*Prompt*:
Transcribe each record exactly. Include every one.

*Records shown*:
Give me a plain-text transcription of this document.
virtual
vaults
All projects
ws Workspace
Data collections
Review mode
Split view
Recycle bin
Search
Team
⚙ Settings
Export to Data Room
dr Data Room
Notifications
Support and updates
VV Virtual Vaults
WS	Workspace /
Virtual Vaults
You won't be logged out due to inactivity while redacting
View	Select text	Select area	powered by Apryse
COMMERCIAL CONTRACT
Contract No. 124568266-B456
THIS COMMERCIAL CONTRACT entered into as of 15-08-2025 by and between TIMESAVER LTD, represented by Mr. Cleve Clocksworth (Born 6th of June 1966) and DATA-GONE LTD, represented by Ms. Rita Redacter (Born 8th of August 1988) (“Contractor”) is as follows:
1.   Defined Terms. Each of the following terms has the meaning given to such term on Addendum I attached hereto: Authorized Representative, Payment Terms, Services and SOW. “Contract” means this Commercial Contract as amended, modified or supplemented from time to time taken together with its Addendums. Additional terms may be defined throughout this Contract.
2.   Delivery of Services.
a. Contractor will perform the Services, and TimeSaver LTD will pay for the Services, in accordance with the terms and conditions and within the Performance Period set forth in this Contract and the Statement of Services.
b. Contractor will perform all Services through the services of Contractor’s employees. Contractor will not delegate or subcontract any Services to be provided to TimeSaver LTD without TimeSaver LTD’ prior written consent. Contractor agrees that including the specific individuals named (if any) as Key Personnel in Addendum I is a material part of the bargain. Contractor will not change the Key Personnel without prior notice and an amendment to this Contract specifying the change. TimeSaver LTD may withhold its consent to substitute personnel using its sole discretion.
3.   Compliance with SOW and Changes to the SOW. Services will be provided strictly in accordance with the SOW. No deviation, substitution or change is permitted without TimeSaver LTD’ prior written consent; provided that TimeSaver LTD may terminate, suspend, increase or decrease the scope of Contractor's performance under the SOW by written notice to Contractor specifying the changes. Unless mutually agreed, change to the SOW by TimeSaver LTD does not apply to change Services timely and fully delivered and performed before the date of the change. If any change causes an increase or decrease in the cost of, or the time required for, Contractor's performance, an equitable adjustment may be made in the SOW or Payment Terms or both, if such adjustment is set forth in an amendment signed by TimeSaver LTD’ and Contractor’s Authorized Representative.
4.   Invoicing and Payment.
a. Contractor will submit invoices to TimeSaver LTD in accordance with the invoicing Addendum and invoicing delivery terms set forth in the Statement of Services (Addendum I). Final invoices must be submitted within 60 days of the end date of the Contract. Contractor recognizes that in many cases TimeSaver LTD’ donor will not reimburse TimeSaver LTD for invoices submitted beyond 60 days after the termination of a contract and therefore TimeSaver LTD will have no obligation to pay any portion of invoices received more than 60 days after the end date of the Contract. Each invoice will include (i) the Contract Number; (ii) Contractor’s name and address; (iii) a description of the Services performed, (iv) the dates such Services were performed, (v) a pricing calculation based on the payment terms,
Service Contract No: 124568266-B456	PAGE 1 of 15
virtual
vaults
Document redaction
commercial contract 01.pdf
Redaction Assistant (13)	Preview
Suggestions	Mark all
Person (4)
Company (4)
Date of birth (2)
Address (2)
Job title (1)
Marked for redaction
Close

*Output below*:
Give me a plain-text transcription of this document.
virtual
vaults
All projects
ws Workspace
Data collections
Review mode
Split view
Recycle bin
Search
Team
⚙ Settings
Export to Data Room
dr Data Room
Notifications
Support and updates
VV Virtual Vaults
WS	Workspace /
Virtual Vaults
You won't be logged out due to inactivity while redacting
View	Select text	Select area	powered by Apryse
COMMERCIAL CONTRACT
Contract No. 124568266-B456
THIS COMMERCIAL CONTRACT entered into as of 15-08-2025 by and between TIMESAVER LTD, represented by Mr. Cleve Clocksworth (Born 6th of June 1966) and DATA-GONE LTD, represented by Ms. Rita Redacter (Born 8th of August 1988) (“Contractor”) is as follows:
1.   Defined Terms. Each of the following terms has the meaning given to such term on Addendum I attached hereto: Authorized Representative, Payment Terms, Services and SOW. “Contract” means this Commercial Contract as amended, modified or supplemented from time to time taken together with its Addendums. Additional terms may be defined throughout this Contract.
2.   Delivery of Services.
a. Contractor will perform the Services, and TimeSaver LTD will pay for the Services, in accordance with the terms and conditions and within the Performance Period set forth in this Contract and the Statement of Services.
b. Contractor will perform all Services through the services of Contractor’s employees. Contractor will not delegate or subcontract any Services to be provided to TimeSaver LTD without TimeSaver LTD’ prior written consent. Contractor agrees that including the specific individuals named (if any) as Key Personnel in Addendum I is a material part of the bargain. Contractor will not change the Key Personnel without prior notice and an amendment to this Contract specifying the change. TimeSaver LTD may withhold its consent to substitute personnel using its sole discretion.
3.   Compliance with SOW and Changes to the SOW. Services will be provided strictly in accordance with the SOW. No deviation, substitution or change is permitted without TimeSaver LTD’ prior written consent; provided that TimeSaver LTD may terminate, suspend, increase or decrease the scope of Contractor's performance under the SOW by written notice to Contractor specifying the changes. Unless mutually agreed, change to the SOW by TimeSaver LTD does not apply to change Services timely and fully delivered and performed before the date of the change. If any change causes an increase or decrease in the cost of, or the time required for, Contractor's performance, an equitable adjustment may be made in the SOW or Payment Terms or both, if such adjustment is set forth in an amendment signed by TimeSaver LTD’ and Contractor’s Authorized Representative.
4.   Invoicing and Payment.
a. Contractor will submit invoices to TimeSaver LTD in accordance with the invoicing Addendum and invoicing delivery terms set forth in the Statement of Services (Addendum I). Final invoices must be submitted within 60 days of the end date of the Contract. Contractor recognizes that in many cases TimeSaver LTD’ donor will not reimburse TimeSaver LTD for invoices submitted beyond 60 days after the termination of a contract and therefore TimeSaver LTD will have no obligation to pay any portion of invoices received more than 60 days after the end date of the Contract. Each invoice will include (i) the Contract Number; (ii) Contractor’s name and address; (iii) a description of the Services performed, (iv) the dates such Services were performed, (v) a pricing calculation based on the payment terms,
Service Contract No: 124568266-B456	PAGE 1 of 15
virtual
vaults
Document redaction
commercial contract 01.pdf
Redaction Assistant (13)	Preview
Suggestions	Mark all
Person (4)
Company (4)
Date of birth (2)
Address (2)
Job title (1)
Marked for redaction
Close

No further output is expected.